**Exercise aim:** Repeat the records verbatim and leave the pictures out of your copy.

Stored data entries
━━━━━━━━━━

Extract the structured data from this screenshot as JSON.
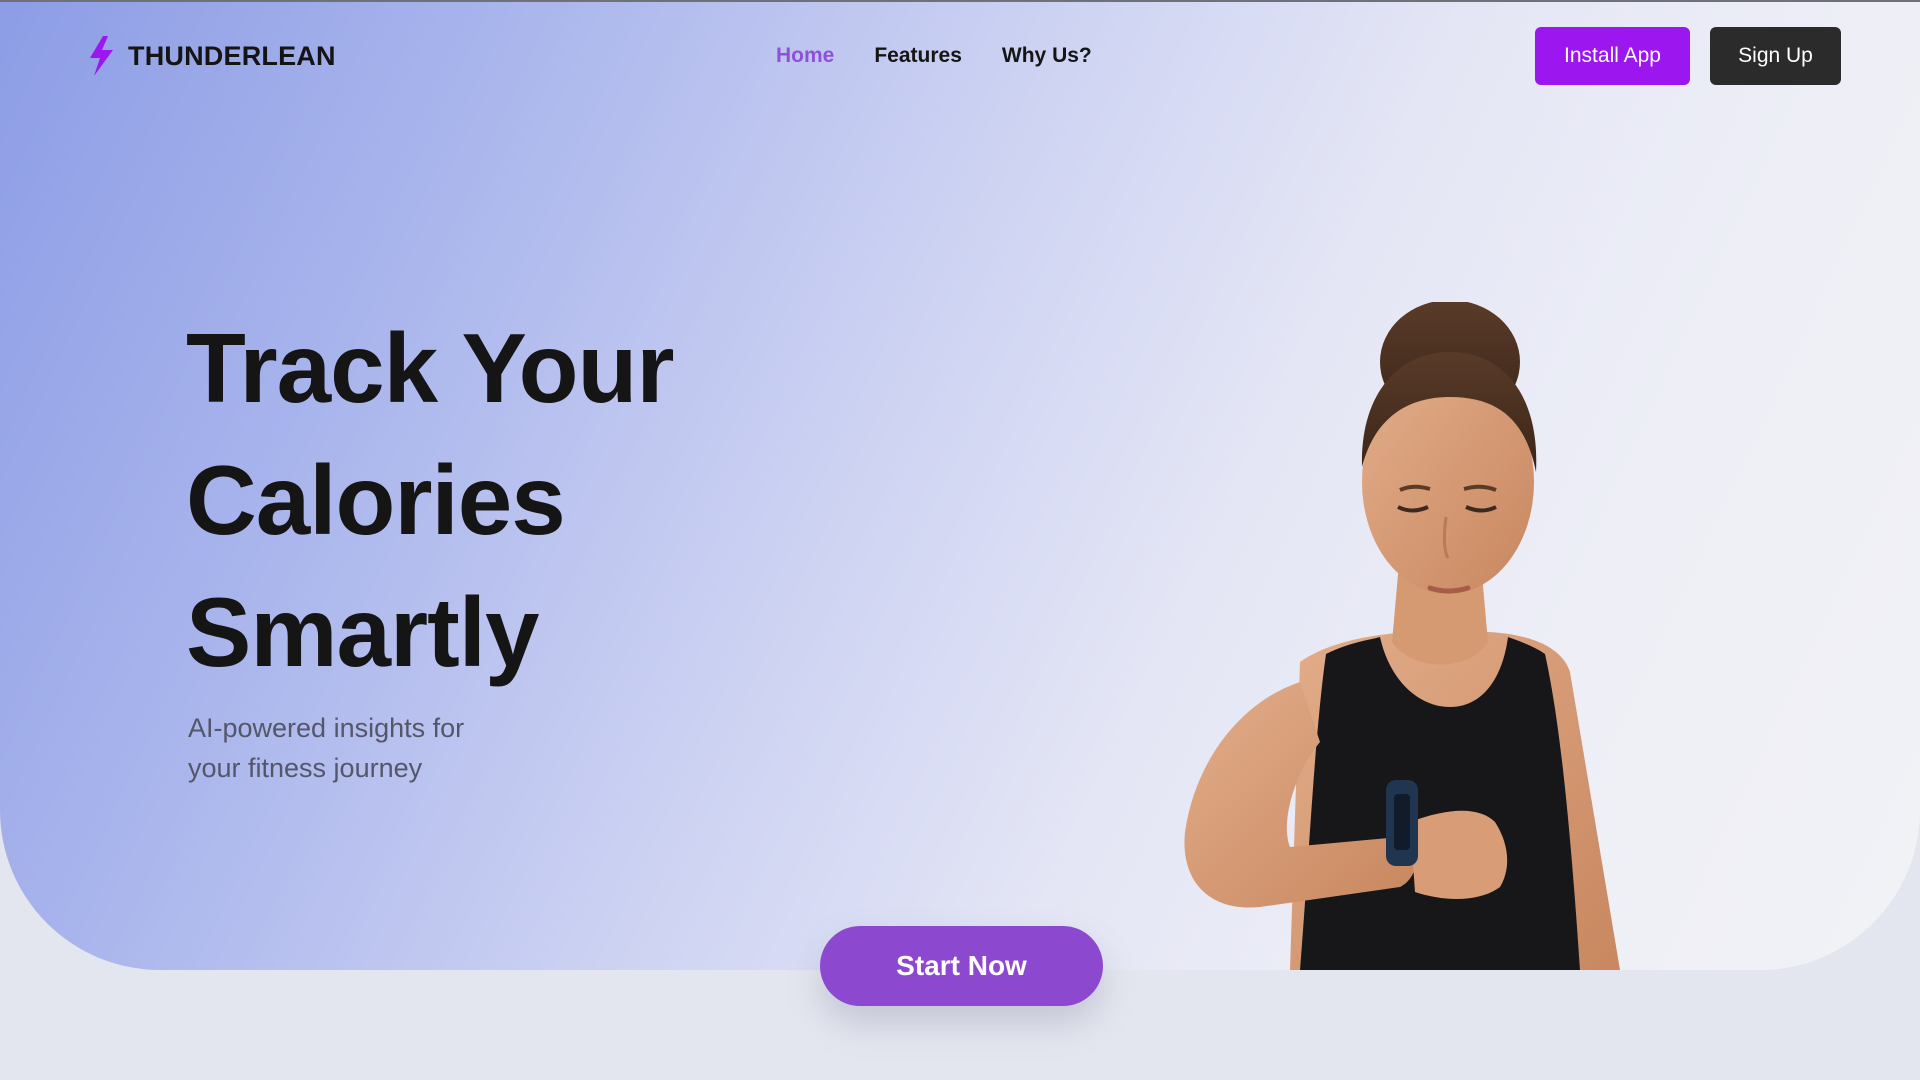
{
  "brand": {
    "name": "THUNDERLEAN",
    "icon": "lightning-bolt-icon",
    "accent_color": "#9b16ef"
  },
  "nav": {
    "links": [
      {
        "label": "Home",
        "active": true
      },
      {
        "label": "Features",
        "active": false
      },
      {
        "label": "Why Us?",
        "active": false
      }
    ],
    "active_color": "#8e52d6"
  },
  "actions": {
    "install_label": "Install App",
    "install_color": "#9b16ef",
    "signup_label": "Sign Up",
    "signup_color": "#2b2b2b"
  },
  "hero": {
    "headline_lines": [
      "Track Your",
      "Calories",
      "Smartly"
    ],
    "subtitle_lines": [
      "AI-powered insights for",
      "your fitness journey"
    ],
    "cta_label": "Start Now",
    "cta_color": "#8c49cf"
  }
}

━━━━━━━━━━

**Solution:**
Extract the structured data from this screenshot as JSON.
{
  "brand": {
    "name": "THUNDERLEAN",
    "icon": "lightning-bolt-icon",
    "accent_color": "#9b16ef"
  },
  "nav": {
    "links": [
      {
        "label": "Home",
        "active": true
      },
      {
        "label": "Features",
        "active": false
      },
      {
        "label": "Why Us?",
        "active": false
      }
    ],
    "active_color": "#8e52d6"
  },
  "actions": {
    "install_label": "Install App",
    "install_color": "#9b16ef",
    "signup_label": "Sign Up",
    "signup_color": "#2b2b2b"
  },
  "hero": {
    "headline_lines": [
      "Track Your",
      "Calories",
      "Smartly"
    ],
    "subtitle_lines": [
      "AI-powered insights for",
      "your fitness journey"
    ],
    "cta_label": "Start Now",
    "cta_color": "#8c49cf"
  }
}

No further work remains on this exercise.